In the records below, tally every line containing "показателей". Report only the total.

- _Provided entries_:
========
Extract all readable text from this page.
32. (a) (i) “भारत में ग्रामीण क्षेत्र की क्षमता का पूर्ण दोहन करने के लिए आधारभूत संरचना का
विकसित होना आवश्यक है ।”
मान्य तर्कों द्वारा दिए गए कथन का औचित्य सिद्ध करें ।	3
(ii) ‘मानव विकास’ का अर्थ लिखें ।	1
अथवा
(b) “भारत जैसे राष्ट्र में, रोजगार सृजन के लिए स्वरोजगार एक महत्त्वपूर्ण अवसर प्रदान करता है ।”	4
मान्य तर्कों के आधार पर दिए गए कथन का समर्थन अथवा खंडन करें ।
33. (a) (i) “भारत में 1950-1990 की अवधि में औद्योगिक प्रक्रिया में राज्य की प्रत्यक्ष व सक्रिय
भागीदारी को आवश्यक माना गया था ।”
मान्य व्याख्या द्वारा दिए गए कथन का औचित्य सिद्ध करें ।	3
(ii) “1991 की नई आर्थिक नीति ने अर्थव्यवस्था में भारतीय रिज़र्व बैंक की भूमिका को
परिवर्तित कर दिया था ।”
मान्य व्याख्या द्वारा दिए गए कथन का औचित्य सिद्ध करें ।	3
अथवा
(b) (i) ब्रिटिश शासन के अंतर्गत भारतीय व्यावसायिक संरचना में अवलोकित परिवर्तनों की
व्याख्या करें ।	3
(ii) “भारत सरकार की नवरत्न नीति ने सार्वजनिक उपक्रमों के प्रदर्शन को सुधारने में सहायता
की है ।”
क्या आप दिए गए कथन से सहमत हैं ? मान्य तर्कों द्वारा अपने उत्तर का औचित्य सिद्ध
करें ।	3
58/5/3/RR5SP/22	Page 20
========
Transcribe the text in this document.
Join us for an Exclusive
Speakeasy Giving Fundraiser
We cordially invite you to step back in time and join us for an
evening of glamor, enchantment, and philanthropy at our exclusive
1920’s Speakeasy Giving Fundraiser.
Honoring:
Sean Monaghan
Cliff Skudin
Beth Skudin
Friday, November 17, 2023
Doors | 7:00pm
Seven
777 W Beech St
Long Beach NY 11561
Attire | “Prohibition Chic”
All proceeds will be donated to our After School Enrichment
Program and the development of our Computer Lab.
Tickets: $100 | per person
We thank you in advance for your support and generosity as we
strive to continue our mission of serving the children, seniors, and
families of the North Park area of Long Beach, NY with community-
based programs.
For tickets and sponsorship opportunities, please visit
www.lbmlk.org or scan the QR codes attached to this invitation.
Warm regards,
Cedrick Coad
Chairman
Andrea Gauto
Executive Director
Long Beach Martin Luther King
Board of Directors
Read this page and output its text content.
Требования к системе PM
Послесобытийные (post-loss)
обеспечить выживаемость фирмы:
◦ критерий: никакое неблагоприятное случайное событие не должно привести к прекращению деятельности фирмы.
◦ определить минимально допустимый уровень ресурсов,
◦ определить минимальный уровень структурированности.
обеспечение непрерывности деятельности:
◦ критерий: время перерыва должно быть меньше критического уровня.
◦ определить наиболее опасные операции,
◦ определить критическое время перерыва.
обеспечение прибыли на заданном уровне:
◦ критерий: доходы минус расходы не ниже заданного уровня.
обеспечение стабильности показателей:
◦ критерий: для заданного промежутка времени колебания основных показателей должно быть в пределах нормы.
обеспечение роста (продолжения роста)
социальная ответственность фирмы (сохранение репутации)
========
- _Answer to the task_:
2